### RECORDS TO USE
# # # #
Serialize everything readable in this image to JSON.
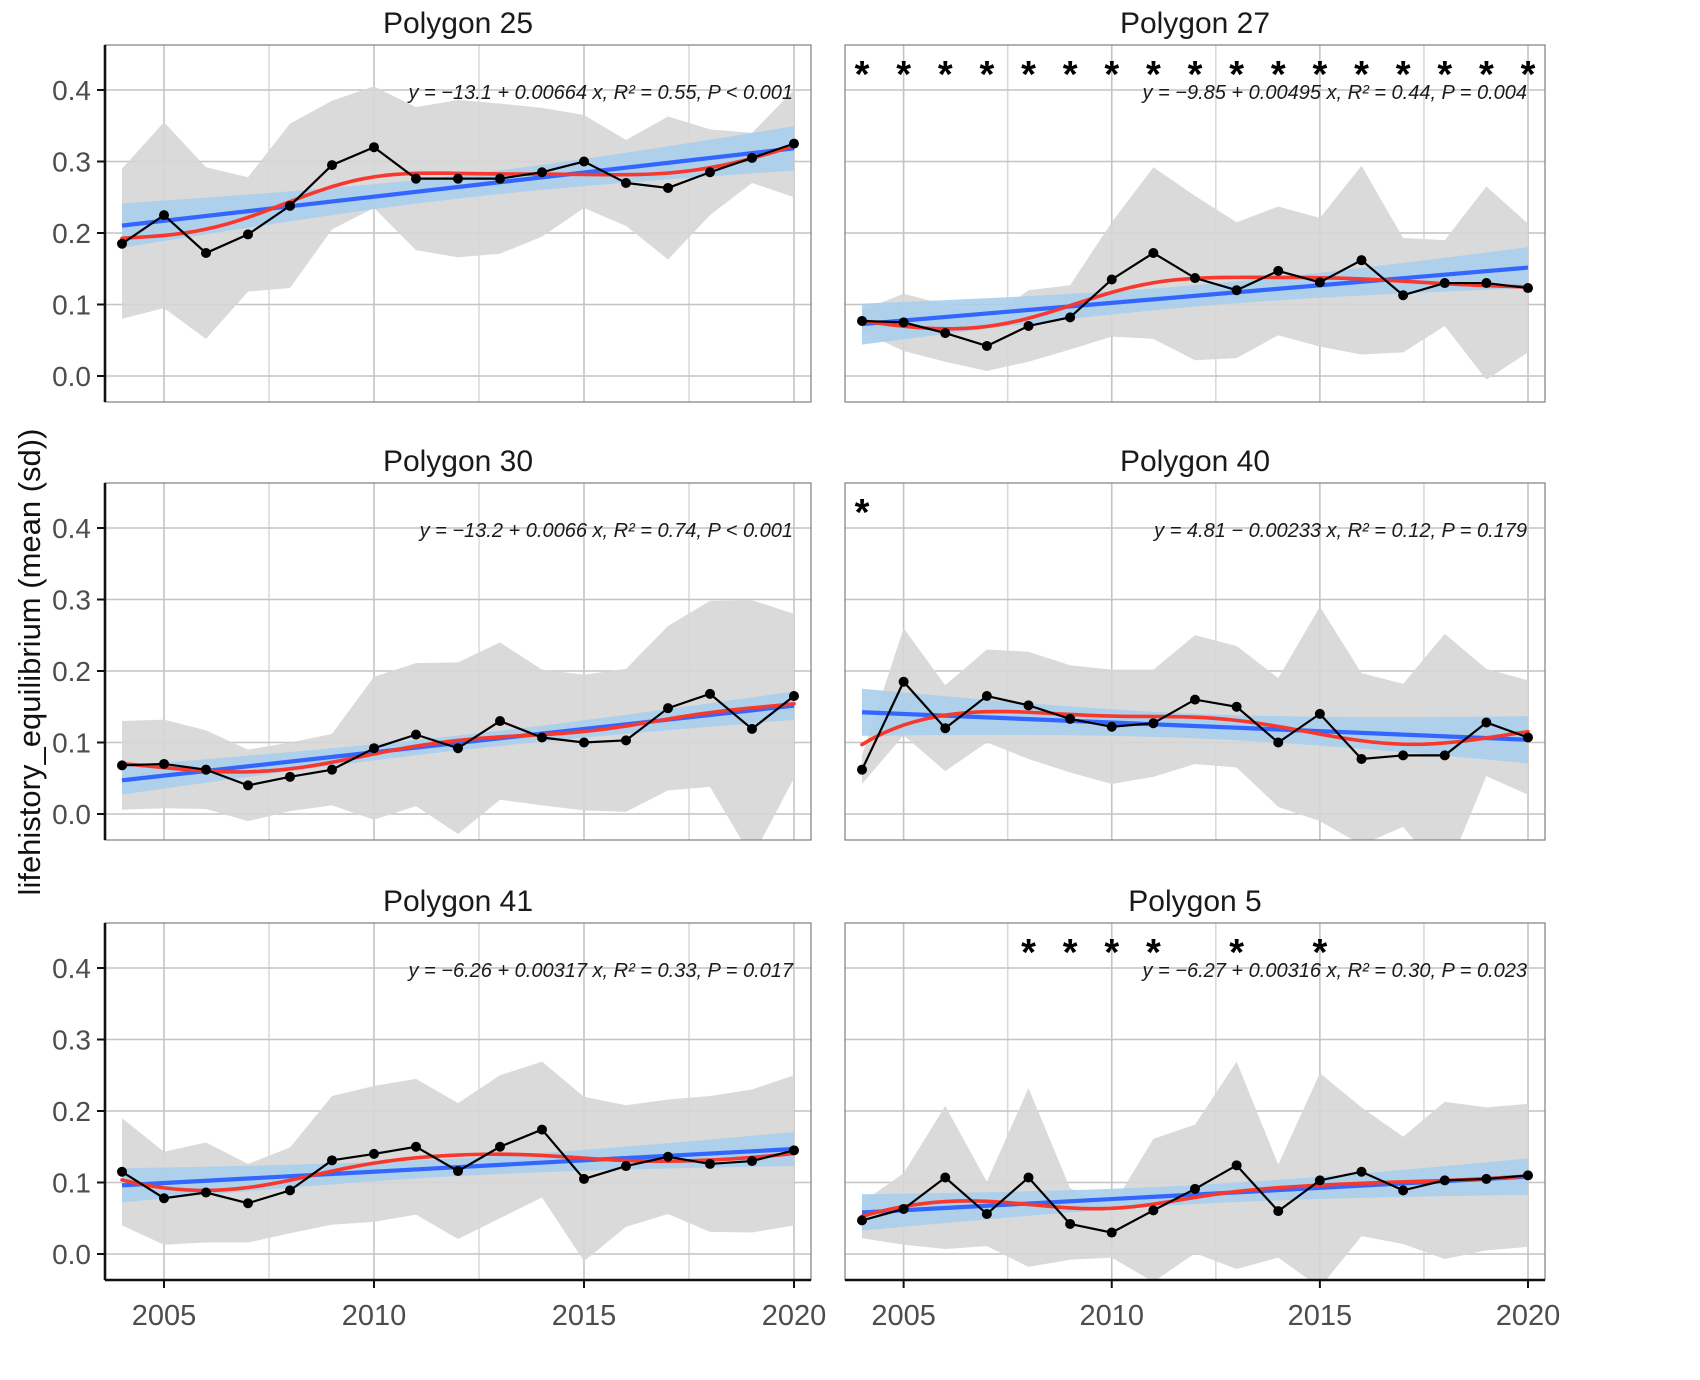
{
  "chart_data": {
    "type": "line",
    "title": "",
    "xlabel": "",
    "ylabel": "lifehistory_equilibrium (mean (sd))",
    "x": [
      2004,
      2005,
      2006,
      2007,
      2008,
      2009,
      2010,
      2011,
      2012,
      2013,
      2014,
      2015,
      2016,
      2017,
      2018,
      2019,
      2020
    ],
    "x_ticks": [
      2005,
      2010,
      2015,
      2020
    ],
    "x_minor_gridlines": [
      2007.5,
      2012.5,
      2017.5
    ],
    "y_ticks": [
      "0.0",
      "0.1",
      "0.2",
      "0.3",
      "0.4"
    ],
    "y_tick_values": [
      0.0,
      0.1,
      0.2,
      0.3,
      0.4
    ],
    "ylim": [
      -0.034,
      0.463
    ],
    "grid": "major-x, minor-x, major-y",
    "legend_position": "none",
    "series_roles": {
      "mean": "black points and line (annual mean)",
      "sd_ribbon": "gray band = mean ± sd",
      "trend": "blue linear regression with light-blue confidence band",
      "loess": "red smoothed curve"
    },
    "panels": [
      {
        "title": "Polygon 25",
        "equation": "y = −13.1 + 0.00664 x, R² = 0.55, P < 0.001",
        "asterisk_years": [],
        "mean": [
          0.185,
          0.225,
          0.172,
          0.198,
          0.238,
          0.295,
          0.32,
          0.276,
          0.276,
          0.276,
          0.285,
          0.3,
          0.27,
          0.263,
          0.285,
          0.305,
          0.325
        ],
        "sd": [
          0.105,
          0.13,
          0.12,
          0.08,
          0.115,
          0.09,
          0.085,
          0.1,
          0.11,
          0.105,
          0.09,
          0.065,
          0.06,
          0.1,
          0.06,
          0.035,
          0.075
        ]
      },
      {
        "title": "Polygon 27",
        "equation": "y = −9.85 + 0.00495 x, R² = 0.44, P = 0.004",
        "asterisk_years": [
          2004,
          2005,
          2006,
          2007,
          2008,
          2009,
          2010,
          2011,
          2012,
          2013,
          2014,
          2015,
          2016,
          2017,
          2018,
          2019,
          2020
        ],
        "mean": [
          0.077,
          0.075,
          0.06,
          0.042,
          0.07,
          0.082,
          0.135,
          0.172,
          0.137,
          0.12,
          0.147,
          0.131,
          0.162,
          0.113,
          0.13,
          0.13,
          0.123
        ],
        "sd": [
          0.015,
          0.04,
          0.04,
          0.035,
          0.05,
          0.045,
          0.08,
          0.12,
          0.115,
          0.095,
          0.09,
          0.09,
          0.132,
          0.08,
          0.06,
          0.135,
          0.09
        ]
      },
      {
        "title": "Polygon 30",
        "equation": "y = −13.2 + 0.0066 x, R² = 0.74, P < 0.001",
        "asterisk_years": [],
        "mean": [
          0.068,
          0.07,
          0.062,
          0.04,
          0.052,
          0.062,
          0.092,
          0.111,
          0.092,
          0.13,
          0.107,
          0.1,
          0.103,
          0.148,
          0.168,
          0.119,
          0.165
        ],
        "sd": [
          0.062,
          0.062,
          0.055,
          0.05,
          0.048,
          0.05,
          0.1,
          0.1,
          0.12,
          0.11,
          0.095,
          0.095,
          0.1,
          0.115,
          0.13,
          0.18,
          0.115
        ]
      },
      {
        "title": "Polygon 40",
        "equation": "y = 4.81 − 0.00233 x, R² = 0.12, P = 0.179",
        "asterisk_years": [
          2004
        ],
        "mean": [
          0.062,
          0.185,
          0.12,
          0.165,
          0.152,
          0.133,
          0.122,
          0.127,
          0.16,
          0.15,
          0.1,
          0.14,
          0.077,
          0.082,
          0.082,
          0.128,
          0.107
        ],
        "sd": [
          0.02,
          0.075,
          0.06,
          0.065,
          0.075,
          0.075,
          0.08,
          0.075,
          0.09,
          0.085,
          0.09,
          0.15,
          0.12,
          0.1,
          0.17,
          0.075,
          0.08
        ]
      },
      {
        "title": "Polygon 41",
        "equation": "y = −6.26 + 0.00317 x, R² = 0.33, P = 0.017",
        "asterisk_years": [],
        "mean": [
          0.115,
          0.078,
          0.086,
          0.071,
          0.089,
          0.131,
          0.14,
          0.15,
          0.116,
          0.15,
          0.174,
          0.105,
          0.123,
          0.136,
          0.126,
          0.13,
          0.145
        ],
        "sd": [
          0.075,
          0.065,
          0.07,
          0.055,
          0.06,
          0.09,
          0.095,
          0.095,
          0.095,
          0.1,
          0.095,
          0.115,
          0.085,
          0.08,
          0.095,
          0.1,
          0.105
        ]
      },
      {
        "title": "Polygon 5",
        "equation": "y = −6.27 + 0.00316 x, R² = 0.30, P = 0.023",
        "asterisk_years": [
          2008,
          2009,
          2010,
          2011,
          2013,
          2015
        ],
        "mean": [
          0.047,
          0.063,
          0.107,
          0.056,
          0.107,
          0.042,
          0.03,
          0.061,
          0.091,
          0.124,
          0.06,
          0.103,
          0.115,
          0.089,
          0.103,
          0.105,
          0.11
        ],
        "sd": [
          0.025,
          0.05,
          0.1,
          0.045,
          0.125,
          0.05,
          0.035,
          0.1,
          0.09,
          0.145,
          0.065,
          0.15,
          0.09,
          0.075,
          0.11,
          0.1,
          0.1
        ]
      }
    ],
    "colors": {
      "mean_line": "#000000",
      "point": "#000000",
      "loess": "#F8382D",
      "trend": "#3366FF",
      "ci_band": "#A8CEEC",
      "sd_band": "#D6D6D6",
      "grid_major": "#C4C4C4",
      "grid_minor": "#DADADA",
      "panel_border": "#7F7F7F",
      "axis_line": "#111111",
      "tick_label": "#4D4D4D",
      "title_text": "#1A1A1A",
      "background": "#FFFFFF"
    }
  }
}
# # # #
### THE REQUEST
Return all of the data exactly as written, and drop the pictures.

### RESPONSE TO THE TASK
Serialize everything readable in this image to JSON.
{
  "chart_data": {
    "type": "line",
    "title": "",
    "xlabel": "",
    "ylabel": "lifehistory_equilibrium (mean (sd))",
    "x": [
      2004,
      2005,
      2006,
      2007,
      2008,
      2009,
      2010,
      2011,
      2012,
      2013,
      2014,
      2015,
      2016,
      2017,
      2018,
      2019,
      2020
    ],
    "x_ticks": [
      2005,
      2010,
      2015,
      2020
    ],
    "x_minor_gridlines": [
      2007.5,
      2012.5,
      2017.5
    ],
    "y_ticks": [
      "0.0",
      "0.1",
      "0.2",
      "0.3",
      "0.4"
    ],
    "y_tick_values": [
      0.0,
      0.1,
      0.2,
      0.3,
      0.4
    ],
    "ylim": [
      -0.034,
      0.463
    ],
    "grid": "major-x, minor-x, major-y",
    "legend_position": "none",
    "series_roles": {
      "mean": "black points and line (annual mean)",
      "sd_ribbon": "gray band = mean ± sd",
      "trend": "blue linear regression with light-blue confidence band",
      "loess": "red smoothed curve"
    },
    "panels": [
      {
        "title": "Polygon 25",
        "equation": "y = −13.1 + 0.00664 x, R² = 0.55, P < 0.001",
        "asterisk_years": [],
        "mean": [
          0.185,
          0.225,
          0.172,
          0.198,
          0.238,
          0.295,
          0.32,
          0.276,
          0.276,
          0.276,
          0.285,
          0.3,
          0.27,
          0.263,
          0.285,
          0.305,
          0.325
        ],
        "sd": [
          0.105,
          0.13,
          0.12,
          0.08,
          0.115,
          0.09,
          0.085,
          0.1,
          0.11,
          0.105,
          0.09,
          0.065,
          0.06,
          0.1,
          0.06,
          0.035,
          0.075
        ]
      },
      {
        "title": "Polygon 27",
        "equation": "y = −9.85 + 0.00495 x, R² = 0.44, P = 0.004",
        "asterisk_years": [
          2004,
          2005,
          2006,
          2007,
          2008,
          2009,
          2010,
          2011,
          2012,
          2013,
          2014,
          2015,
          2016,
          2017,
          2018,
          2019,
          2020
        ],
        "mean": [
          0.077,
          0.075,
          0.06,
          0.042,
          0.07,
          0.082,
          0.135,
          0.172,
          0.137,
          0.12,
          0.147,
          0.131,
          0.162,
          0.113,
          0.13,
          0.13,
          0.123
        ],
        "sd": [
          0.015,
          0.04,
          0.04,
          0.035,
          0.05,
          0.045,
          0.08,
          0.12,
          0.115,
          0.095,
          0.09,
          0.09,
          0.132,
          0.08,
          0.06,
          0.135,
          0.09
        ]
      },
      {
        "title": "Polygon 30",
        "equation": "y = −13.2 + 0.0066 x, R² = 0.74, P < 0.001",
        "asterisk_years": [],
        "mean": [
          0.068,
          0.07,
          0.062,
          0.04,
          0.052,
          0.062,
          0.092,
          0.111,
          0.092,
          0.13,
          0.107,
          0.1,
          0.103,
          0.148,
          0.168,
          0.119,
          0.165
        ],
        "sd": [
          0.062,
          0.062,
          0.055,
          0.05,
          0.048,
          0.05,
          0.1,
          0.1,
          0.12,
          0.11,
          0.095,
          0.095,
          0.1,
          0.115,
          0.13,
          0.18,
          0.115
        ]
      },
      {
        "title": "Polygon 40",
        "equation": "y = 4.81 − 0.00233 x, R² = 0.12, P = 0.179",
        "asterisk_years": [
          2004
        ],
        "mean": [
          0.062,
          0.185,
          0.12,
          0.165,
          0.152,
          0.133,
          0.122,
          0.127,
          0.16,
          0.15,
          0.1,
          0.14,
          0.077,
          0.082,
          0.082,
          0.128,
          0.107
        ],
        "sd": [
          0.02,
          0.075,
          0.06,
          0.065,
          0.075,
          0.075,
          0.08,
          0.075,
          0.09,
          0.085,
          0.09,
          0.15,
          0.12,
          0.1,
          0.17,
          0.075,
          0.08
        ]
      },
      {
        "title": "Polygon 41",
        "equation": "y = −6.26 + 0.00317 x, R² = 0.33, P = 0.017",
        "asterisk_years": [],
        "mean": [
          0.115,
          0.078,
          0.086,
          0.071,
          0.089,
          0.131,
          0.14,
          0.15,
          0.116,
          0.15,
          0.174,
          0.105,
          0.123,
          0.136,
          0.126,
          0.13,
          0.145
        ],
        "sd": [
          0.075,
          0.065,
          0.07,
          0.055,
          0.06,
          0.09,
          0.095,
          0.095,
          0.095,
          0.1,
          0.095,
          0.115,
          0.085,
          0.08,
          0.095,
          0.1,
          0.105
        ]
      },
      {
        "title": "Polygon 5",
        "equation": "y = −6.27 + 0.00316 x, R² = 0.30, P = 0.023",
        "asterisk_years": [
          2008,
          2009,
          2010,
          2011,
          2013,
          2015
        ],
        "mean": [
          0.047,
          0.063,
          0.107,
          0.056,
          0.107,
          0.042,
          0.03,
          0.061,
          0.091,
          0.124,
          0.06,
          0.103,
          0.115,
          0.089,
          0.103,
          0.105,
          0.11
        ],
        "sd": [
          0.025,
          0.05,
          0.1,
          0.045,
          0.125,
          0.05,
          0.035,
          0.1,
          0.09,
          0.145,
          0.065,
          0.15,
          0.09,
          0.075,
          0.11,
          0.1,
          0.1
        ]
      }
    ],
    "colors": {
      "mean_line": "#000000",
      "point": "#000000",
      "loess": "#F8382D",
      "trend": "#3366FF",
      "ci_band": "#A8CEEC",
      "sd_band": "#D6D6D6",
      "grid_major": "#C4C4C4",
      "grid_minor": "#DADADA",
      "panel_border": "#7F7F7F",
      "axis_line": "#111111",
      "tick_label": "#4D4D4D",
      "title_text": "#1A1A1A",
      "background": "#FFFFFF"
    }
  }
}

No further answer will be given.